BEGIN Materials provided
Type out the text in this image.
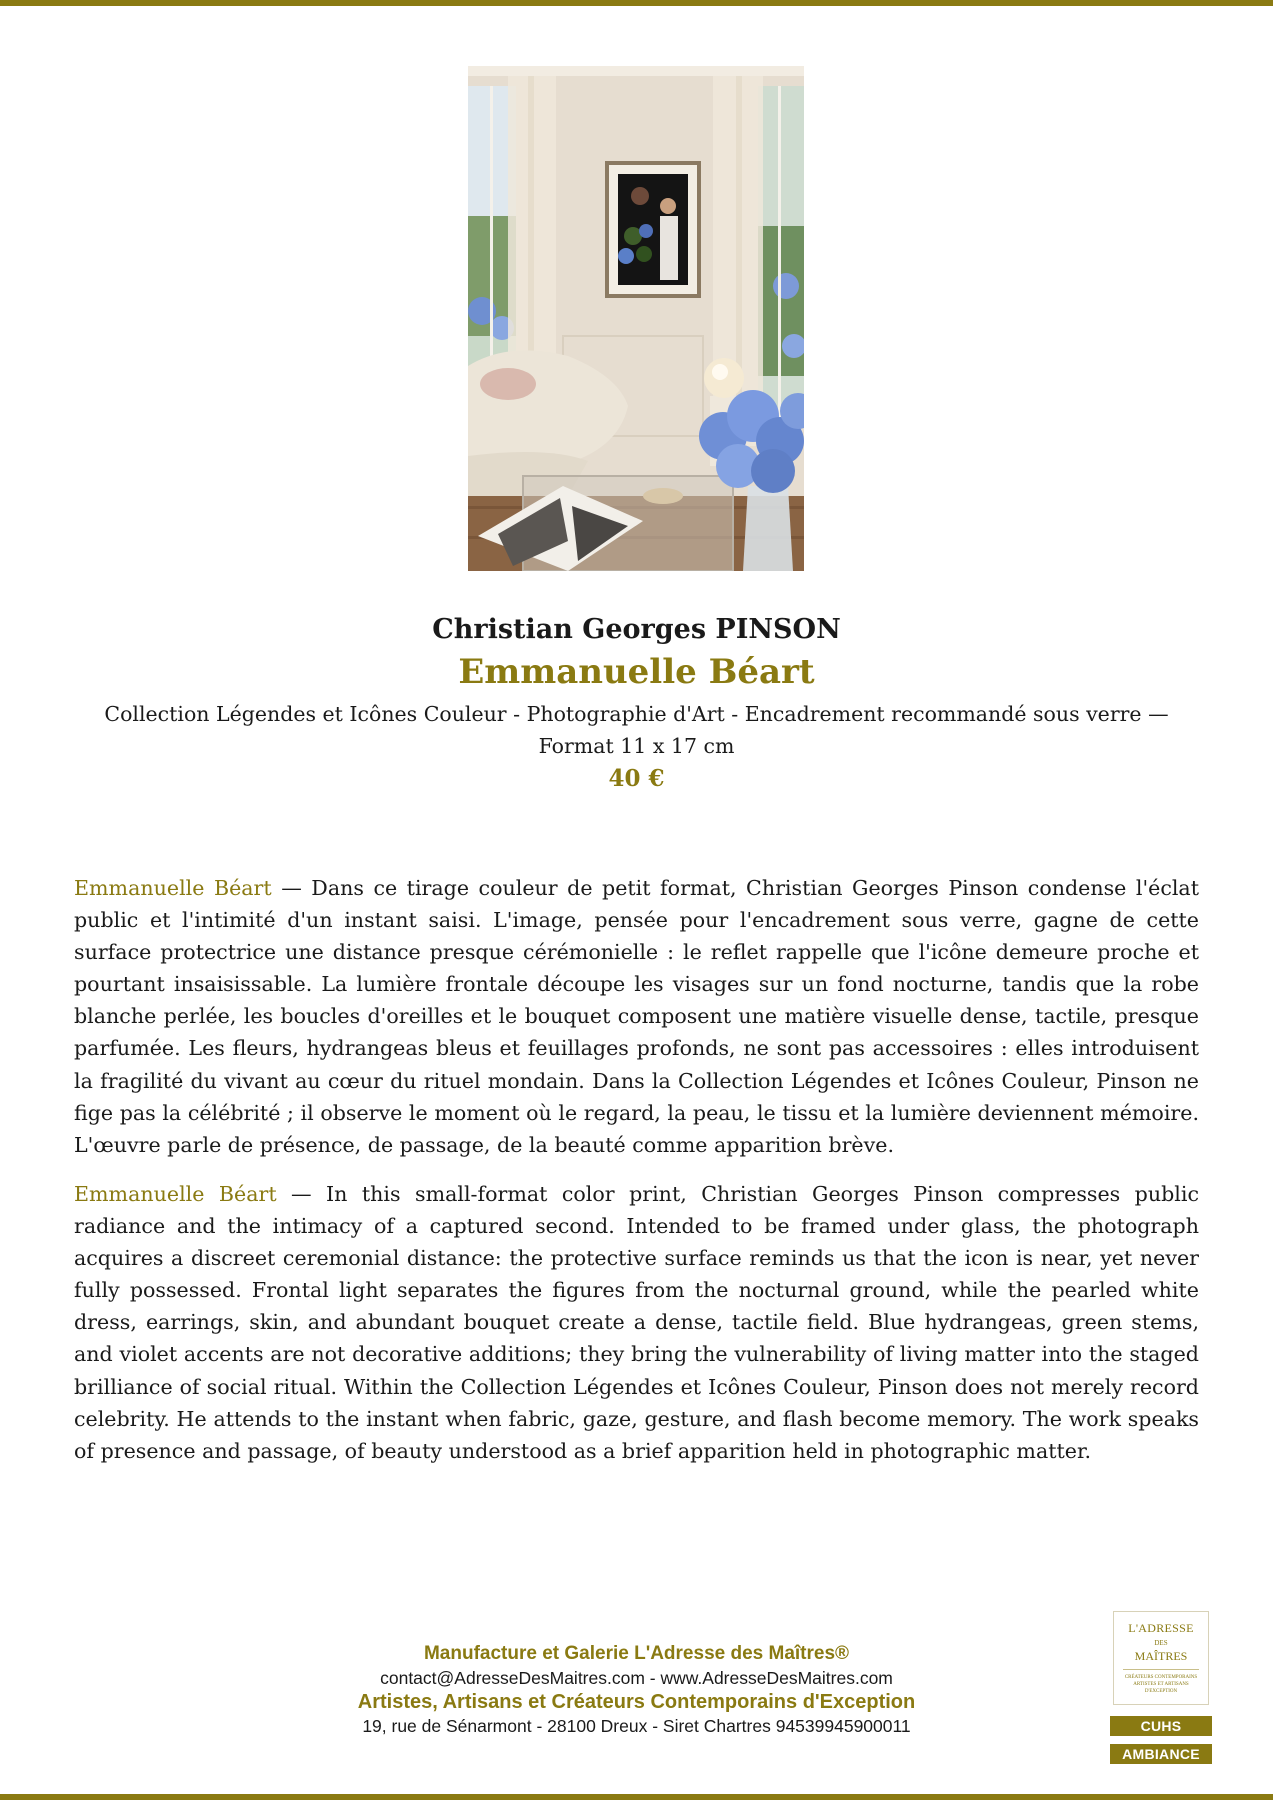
Christian Georges PINSON
Emmanuelle Béart
Collection Légendes et Icônes Couleur - Photographie d'Art - Encadrement recommandé sous verre — Format 11 x 17 cm
40 €

Emmanuelle Béart — Dans ce tirage couleur de petit format, Christian Georges Pinson condense l'éclat public et l'intimité d'un instant saisi. L'image, pensée pour l'encadrement sous verre, gagne de cette surface protectrice une distance presque cérémonielle : le reflet rappelle que l'icône demeure proche et pourtant insaisissable. La lumière frontale découpe les visages sur un fond nocturne, tandis que la robe blanche perlée, les boucles d'oreilles et le bouquet composent une matière visuelle dense, tactile, presque parfumée. Les fleurs, hydrangeas bleus et feuillages profonds, ne sont pas accessoires : elles introduisent la fragilité du vivant au cœur du rituel mondain. Dans la Collection Légendes et Icônes Couleur, Pinson ne fige pas la célébrité ; il observe le moment où le regard, la peau, le tissu et la lumière deviennent mémoire. L'œuvre parle de présence, de passage, de la beauté comme apparition brève.

Emmanuelle Béart — In this small-format color print, Christian Georges Pinson compresses public radiance and the intimacy of a captured second. Intended to be framed under glass, the photograph acquires a discreet ceremonial distance: the protective surface reminds us that the icon is near, yet never fully possessed. Frontal light separates the figures from the nocturnal ground, while the pearled white dress, earrings, skin, and abundant bouquet create a dense, tactile field. Blue hydrangeas, green stems, and violet accents are not decorative additions; they bring the vulnerability of living matter into the staged brilliance of social ritual. Within the Collection Légendes et Icônes Couleur, Pinson does not merely record celebrity. He attends to the instant when fabric, gaze, gesture, and flash become memory. The work speaks of presence and passage, of beauty understood as a brief apparition held in photographic matter.

Manufacture et Galerie L'Adresse des Maîtres®
contact@AdresseDesMaitres.com - www.AdresseDesMaitres.com
Artistes, Artisans et Créateurs Contemporains d'Exception
19, rue de Sénarmont - 28100 Dreux - Siret Chartres 94539945900011
L'ADRESSE
DES
MAÎTRES
CRÉATEURS CONTEMPORAINS ARTISTES ET ARTISANS D'EXCEPTION
CUHS
AMBIANCE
END Materials provided
[Exercise requirements] Show all lines from the data above in which the word "passage" appears.

[Solution]
Emmanuelle Béart — Dans ce tirage couleur de petit format, Christian Georges Pinson condense l'éclat public et l'intimité d'un instant saisi. L'image, pensée pour l'encadrement sous verre, gagne de cette surface protectrice une distance presque cérémonielle : le reflet rappelle que l'icône demeure proche et pourtant insaisissable. La lumière frontale découpe les visages sur un fond nocturne, tandis que la robe blanche perlée, les boucles d'oreilles et le bouquet composent une matière visuelle dense, tactile, presque parfumée. Les fleurs, hydrangeas bleus et feuillages profonds, ne sont pas accessoires : elles introduisent la fragilité du vivant au cœur du rituel mondain. Dans la Collection Légendes et Icônes Couleur, Pinson ne fige pas la célébrité ; il observe le moment où le regard, la peau, le tissu et la lumière deviennent mémoire. L'œuvre parle de présence, de passage, de la beauté comme apparition brève.
Emmanuelle Béart — In this small-format color print, Christian Georges Pinson compresses public radiance and the intimacy of a captured second. Intended to be framed under glass, the photograph acquires a discreet ceremonial distance: the protective surface reminds us that the icon is near, yet never fully possessed. Frontal light separates the figures from the nocturnal ground, while the pearled white dress, earrings, skin, and abundant bouquet create a dense, tactile field. Blue hydrangeas, green stems, and violet accents are not decorative additions; they bring the vulnerability of living matter into the staged brilliance of social ritual. Within the Collection Légendes et Icônes Couleur, Pinson does not merely record celebrity. He attends to the instant when fabric, gaze, gesture, and flash become memory. The work speaks of presence and passage, of beauty understood as a brief apparition held in photographic matter.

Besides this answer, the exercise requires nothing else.